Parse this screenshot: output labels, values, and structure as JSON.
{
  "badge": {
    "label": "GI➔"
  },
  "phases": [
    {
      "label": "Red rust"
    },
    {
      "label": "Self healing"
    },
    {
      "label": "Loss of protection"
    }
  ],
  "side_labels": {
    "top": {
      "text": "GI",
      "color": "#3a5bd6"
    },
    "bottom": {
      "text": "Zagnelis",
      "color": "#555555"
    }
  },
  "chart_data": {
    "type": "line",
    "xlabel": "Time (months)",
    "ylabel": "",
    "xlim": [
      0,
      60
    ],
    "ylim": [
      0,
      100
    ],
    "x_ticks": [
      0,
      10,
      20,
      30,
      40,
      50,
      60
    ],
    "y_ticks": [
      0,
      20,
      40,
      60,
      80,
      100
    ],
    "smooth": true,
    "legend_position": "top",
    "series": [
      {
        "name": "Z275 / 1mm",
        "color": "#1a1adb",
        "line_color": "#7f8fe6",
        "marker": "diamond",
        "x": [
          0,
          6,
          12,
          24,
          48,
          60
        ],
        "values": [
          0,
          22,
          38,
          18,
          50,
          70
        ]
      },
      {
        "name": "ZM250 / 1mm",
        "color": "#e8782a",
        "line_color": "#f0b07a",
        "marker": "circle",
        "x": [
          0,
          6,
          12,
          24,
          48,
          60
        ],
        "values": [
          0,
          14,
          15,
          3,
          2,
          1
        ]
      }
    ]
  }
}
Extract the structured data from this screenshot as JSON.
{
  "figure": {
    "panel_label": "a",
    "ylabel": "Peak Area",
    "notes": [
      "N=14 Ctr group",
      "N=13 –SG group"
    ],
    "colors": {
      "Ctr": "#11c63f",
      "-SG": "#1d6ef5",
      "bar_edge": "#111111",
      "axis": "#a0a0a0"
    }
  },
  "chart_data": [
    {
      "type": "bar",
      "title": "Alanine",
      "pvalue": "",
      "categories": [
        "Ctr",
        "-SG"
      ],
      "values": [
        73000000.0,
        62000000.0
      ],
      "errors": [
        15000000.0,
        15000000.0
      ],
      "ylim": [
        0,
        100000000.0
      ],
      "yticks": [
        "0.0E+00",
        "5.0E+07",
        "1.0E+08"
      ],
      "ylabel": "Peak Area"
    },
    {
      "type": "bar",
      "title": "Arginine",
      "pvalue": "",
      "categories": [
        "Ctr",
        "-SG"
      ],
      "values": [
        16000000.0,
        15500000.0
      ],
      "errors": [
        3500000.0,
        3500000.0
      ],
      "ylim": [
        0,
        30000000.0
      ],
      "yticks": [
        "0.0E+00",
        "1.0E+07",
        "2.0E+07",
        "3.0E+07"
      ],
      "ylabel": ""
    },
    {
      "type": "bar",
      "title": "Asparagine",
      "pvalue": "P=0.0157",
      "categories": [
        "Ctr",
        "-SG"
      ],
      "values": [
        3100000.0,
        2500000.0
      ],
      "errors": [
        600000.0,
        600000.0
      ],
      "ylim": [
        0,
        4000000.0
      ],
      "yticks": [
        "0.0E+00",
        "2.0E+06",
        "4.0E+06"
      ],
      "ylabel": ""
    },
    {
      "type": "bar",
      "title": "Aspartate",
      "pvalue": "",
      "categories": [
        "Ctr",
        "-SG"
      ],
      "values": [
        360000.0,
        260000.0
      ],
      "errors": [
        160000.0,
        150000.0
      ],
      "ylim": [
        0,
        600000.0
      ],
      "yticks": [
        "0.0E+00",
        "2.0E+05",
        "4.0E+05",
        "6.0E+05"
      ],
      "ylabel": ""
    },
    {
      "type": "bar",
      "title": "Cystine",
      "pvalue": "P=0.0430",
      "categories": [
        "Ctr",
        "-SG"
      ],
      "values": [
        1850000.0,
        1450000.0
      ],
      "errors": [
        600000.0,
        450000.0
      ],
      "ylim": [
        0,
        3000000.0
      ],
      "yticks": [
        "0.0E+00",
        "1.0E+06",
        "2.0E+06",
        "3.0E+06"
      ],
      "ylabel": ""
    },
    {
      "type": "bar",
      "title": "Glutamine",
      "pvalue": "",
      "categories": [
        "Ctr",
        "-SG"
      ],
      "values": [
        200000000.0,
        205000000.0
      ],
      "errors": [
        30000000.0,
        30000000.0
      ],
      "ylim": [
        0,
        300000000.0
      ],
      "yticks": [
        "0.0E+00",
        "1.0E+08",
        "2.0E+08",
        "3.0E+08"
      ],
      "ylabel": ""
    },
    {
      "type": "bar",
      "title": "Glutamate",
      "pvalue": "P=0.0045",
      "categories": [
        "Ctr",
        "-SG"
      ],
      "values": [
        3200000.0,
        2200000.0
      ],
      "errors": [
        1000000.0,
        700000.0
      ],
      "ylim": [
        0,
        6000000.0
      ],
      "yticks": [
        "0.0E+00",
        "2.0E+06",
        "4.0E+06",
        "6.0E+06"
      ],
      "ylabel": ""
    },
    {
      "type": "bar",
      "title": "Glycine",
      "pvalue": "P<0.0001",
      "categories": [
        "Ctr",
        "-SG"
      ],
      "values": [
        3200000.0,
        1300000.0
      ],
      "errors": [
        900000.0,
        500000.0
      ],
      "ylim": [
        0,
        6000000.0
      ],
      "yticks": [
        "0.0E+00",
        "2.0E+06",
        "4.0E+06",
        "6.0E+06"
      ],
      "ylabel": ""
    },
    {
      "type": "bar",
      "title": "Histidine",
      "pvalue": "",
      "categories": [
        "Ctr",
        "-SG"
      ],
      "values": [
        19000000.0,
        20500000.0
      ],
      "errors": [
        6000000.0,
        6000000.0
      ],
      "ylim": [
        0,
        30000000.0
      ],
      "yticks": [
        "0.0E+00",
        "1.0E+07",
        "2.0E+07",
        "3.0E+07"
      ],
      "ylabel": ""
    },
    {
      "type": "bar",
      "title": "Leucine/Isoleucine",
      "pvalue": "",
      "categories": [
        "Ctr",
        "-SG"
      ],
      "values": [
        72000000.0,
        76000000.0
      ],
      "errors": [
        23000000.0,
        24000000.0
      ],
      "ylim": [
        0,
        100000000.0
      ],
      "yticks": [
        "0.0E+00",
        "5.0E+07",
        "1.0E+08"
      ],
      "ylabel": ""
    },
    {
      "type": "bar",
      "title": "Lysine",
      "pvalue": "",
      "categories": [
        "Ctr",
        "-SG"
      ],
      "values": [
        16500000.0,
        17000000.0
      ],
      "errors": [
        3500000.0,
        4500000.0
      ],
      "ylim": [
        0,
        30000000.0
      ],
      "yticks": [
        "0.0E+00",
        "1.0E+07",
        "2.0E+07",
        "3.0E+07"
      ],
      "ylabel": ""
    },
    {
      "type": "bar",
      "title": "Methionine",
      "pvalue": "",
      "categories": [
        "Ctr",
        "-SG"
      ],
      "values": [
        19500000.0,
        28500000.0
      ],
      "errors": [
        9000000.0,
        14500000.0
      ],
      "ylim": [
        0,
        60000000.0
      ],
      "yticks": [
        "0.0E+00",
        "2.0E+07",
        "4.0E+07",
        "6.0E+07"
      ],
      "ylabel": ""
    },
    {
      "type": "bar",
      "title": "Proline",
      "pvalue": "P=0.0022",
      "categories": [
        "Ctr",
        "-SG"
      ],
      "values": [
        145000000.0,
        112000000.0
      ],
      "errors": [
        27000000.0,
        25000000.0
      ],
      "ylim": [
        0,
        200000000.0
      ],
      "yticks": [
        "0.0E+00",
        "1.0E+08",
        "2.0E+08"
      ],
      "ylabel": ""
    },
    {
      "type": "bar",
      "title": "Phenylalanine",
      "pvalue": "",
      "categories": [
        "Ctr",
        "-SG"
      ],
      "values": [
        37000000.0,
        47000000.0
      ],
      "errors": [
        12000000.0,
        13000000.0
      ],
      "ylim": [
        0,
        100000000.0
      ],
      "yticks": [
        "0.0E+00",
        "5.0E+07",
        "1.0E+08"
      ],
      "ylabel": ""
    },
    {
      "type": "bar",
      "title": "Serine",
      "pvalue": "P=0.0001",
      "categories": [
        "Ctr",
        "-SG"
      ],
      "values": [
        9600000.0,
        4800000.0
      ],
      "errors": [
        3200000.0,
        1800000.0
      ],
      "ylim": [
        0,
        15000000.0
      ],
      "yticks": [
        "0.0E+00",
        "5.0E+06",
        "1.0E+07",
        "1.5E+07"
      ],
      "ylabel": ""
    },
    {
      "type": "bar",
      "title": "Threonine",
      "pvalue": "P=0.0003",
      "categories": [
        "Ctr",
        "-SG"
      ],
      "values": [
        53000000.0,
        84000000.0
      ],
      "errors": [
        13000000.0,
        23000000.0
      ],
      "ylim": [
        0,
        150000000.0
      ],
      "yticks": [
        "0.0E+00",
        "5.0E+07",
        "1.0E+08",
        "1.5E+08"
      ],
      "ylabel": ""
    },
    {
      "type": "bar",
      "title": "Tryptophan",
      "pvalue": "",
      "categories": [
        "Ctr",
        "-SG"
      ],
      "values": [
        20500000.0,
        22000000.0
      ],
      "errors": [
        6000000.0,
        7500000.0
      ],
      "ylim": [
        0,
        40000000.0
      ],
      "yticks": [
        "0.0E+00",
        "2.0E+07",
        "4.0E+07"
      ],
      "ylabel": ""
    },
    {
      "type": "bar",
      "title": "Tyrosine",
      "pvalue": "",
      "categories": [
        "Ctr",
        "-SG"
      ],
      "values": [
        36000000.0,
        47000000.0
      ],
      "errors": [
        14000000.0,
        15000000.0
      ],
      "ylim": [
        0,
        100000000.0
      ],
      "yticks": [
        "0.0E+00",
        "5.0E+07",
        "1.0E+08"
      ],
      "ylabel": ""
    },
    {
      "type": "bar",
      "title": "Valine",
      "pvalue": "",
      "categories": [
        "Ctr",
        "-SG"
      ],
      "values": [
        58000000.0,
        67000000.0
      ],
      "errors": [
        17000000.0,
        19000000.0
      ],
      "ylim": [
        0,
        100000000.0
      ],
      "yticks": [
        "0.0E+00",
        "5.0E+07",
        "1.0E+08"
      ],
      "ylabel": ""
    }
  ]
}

> **Aim of the task**
Copy out every line in the listing where the word "JSON" appears.

> **Solution to this exercise**
Parse this screenshot: output labels, values, and structure as JSON.
Extract the structured data from this screenshot as JSON.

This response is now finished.